# Start of Provided records
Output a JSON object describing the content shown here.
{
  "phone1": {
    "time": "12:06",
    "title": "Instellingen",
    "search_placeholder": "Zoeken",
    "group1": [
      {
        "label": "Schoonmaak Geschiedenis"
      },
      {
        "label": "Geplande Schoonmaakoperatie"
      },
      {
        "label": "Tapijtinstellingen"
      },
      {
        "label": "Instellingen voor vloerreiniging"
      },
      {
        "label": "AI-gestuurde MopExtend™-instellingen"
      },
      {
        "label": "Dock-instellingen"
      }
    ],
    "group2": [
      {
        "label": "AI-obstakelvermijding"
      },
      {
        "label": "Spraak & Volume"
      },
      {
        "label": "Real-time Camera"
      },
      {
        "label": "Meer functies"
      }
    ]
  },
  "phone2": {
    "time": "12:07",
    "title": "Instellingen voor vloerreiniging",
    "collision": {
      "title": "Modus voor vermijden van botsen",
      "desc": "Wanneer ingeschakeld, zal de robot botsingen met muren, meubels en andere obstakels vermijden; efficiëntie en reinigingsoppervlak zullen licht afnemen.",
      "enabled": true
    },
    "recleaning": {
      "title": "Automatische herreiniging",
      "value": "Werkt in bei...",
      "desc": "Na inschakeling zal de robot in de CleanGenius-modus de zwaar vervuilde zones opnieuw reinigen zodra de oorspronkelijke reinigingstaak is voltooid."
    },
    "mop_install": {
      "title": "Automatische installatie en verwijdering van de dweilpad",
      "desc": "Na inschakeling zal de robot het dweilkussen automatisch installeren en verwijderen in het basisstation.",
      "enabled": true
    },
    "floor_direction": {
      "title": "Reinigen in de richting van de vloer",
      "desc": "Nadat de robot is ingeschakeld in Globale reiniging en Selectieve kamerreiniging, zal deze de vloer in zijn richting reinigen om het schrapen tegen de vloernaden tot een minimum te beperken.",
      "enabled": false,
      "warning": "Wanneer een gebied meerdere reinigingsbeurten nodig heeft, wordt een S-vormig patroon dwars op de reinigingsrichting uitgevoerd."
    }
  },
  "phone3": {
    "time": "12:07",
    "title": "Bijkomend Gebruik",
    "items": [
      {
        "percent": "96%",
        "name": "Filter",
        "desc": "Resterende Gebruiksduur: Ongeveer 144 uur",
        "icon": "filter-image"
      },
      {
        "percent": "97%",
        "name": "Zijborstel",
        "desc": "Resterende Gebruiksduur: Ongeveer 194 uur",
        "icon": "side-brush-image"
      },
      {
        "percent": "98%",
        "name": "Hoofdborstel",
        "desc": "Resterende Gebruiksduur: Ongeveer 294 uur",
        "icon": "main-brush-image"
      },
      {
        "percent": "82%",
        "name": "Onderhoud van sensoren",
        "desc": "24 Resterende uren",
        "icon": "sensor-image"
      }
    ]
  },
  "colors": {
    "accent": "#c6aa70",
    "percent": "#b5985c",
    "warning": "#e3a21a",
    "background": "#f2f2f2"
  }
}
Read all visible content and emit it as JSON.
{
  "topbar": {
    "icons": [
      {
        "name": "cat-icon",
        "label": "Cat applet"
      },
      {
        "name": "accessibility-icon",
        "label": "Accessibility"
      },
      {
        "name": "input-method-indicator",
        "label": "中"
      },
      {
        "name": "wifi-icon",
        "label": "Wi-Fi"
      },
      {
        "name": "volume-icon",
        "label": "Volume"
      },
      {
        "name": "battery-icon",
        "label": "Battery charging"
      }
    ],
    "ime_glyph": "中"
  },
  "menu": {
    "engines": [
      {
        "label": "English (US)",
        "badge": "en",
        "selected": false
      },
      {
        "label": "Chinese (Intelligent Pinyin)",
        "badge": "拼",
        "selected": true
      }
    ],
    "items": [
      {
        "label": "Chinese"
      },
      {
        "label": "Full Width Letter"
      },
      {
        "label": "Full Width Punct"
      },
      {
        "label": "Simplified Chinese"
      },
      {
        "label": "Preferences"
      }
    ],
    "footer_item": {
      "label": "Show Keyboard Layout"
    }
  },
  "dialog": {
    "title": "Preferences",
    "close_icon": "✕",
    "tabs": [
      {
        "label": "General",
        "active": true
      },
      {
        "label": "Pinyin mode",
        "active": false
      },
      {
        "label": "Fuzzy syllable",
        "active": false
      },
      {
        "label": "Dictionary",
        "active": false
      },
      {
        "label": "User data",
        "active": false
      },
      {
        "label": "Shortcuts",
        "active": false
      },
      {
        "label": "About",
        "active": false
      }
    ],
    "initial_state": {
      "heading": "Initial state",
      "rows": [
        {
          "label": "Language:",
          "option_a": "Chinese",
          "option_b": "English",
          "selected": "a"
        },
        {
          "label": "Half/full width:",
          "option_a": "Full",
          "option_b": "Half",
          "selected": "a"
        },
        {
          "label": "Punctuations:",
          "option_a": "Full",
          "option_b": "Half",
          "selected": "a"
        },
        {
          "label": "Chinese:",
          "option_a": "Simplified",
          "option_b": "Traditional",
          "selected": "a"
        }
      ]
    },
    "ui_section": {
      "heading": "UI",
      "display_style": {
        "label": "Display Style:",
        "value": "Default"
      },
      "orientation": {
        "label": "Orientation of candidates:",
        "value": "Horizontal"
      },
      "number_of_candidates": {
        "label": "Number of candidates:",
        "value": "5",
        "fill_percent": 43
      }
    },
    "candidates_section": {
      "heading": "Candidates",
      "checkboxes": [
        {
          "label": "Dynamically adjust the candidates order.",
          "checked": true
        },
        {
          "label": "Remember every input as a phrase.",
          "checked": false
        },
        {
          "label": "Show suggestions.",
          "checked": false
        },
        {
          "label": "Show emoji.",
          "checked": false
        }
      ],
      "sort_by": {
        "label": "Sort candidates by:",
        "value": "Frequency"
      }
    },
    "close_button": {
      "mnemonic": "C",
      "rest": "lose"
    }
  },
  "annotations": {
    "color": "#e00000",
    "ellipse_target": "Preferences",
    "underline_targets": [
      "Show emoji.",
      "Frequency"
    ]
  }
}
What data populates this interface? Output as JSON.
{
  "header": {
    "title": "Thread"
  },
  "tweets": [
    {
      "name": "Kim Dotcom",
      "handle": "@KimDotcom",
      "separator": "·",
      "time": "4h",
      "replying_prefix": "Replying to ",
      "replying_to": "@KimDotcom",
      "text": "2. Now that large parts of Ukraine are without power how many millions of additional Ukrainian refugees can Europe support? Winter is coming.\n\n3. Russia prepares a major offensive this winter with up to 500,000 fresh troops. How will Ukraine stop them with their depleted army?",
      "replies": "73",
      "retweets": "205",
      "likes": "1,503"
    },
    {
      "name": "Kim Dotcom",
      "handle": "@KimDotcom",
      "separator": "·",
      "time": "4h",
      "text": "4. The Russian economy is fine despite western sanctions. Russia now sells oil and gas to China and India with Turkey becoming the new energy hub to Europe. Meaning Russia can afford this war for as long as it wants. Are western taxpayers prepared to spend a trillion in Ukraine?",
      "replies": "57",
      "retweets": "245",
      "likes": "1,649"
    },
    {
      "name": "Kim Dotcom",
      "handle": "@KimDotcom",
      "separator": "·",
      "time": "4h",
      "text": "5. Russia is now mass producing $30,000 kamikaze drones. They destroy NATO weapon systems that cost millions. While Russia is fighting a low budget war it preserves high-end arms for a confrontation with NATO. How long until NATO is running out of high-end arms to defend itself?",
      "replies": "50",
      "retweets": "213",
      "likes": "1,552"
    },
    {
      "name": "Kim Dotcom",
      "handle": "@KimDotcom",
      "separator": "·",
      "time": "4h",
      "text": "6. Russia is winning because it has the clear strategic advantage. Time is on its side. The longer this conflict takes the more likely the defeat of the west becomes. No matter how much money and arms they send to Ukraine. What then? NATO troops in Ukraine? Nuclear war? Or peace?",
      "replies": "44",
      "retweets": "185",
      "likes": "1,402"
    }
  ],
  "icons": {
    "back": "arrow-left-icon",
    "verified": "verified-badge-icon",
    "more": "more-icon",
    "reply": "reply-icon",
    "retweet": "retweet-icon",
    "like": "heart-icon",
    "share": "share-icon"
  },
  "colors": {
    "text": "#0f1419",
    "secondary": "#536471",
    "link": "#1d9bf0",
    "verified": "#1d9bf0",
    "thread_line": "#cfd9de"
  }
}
# End of Provided records
### Goal of the exercise
Every line of the listing that holds "data" is to be counted; give only the resulting number.

### Finished task
2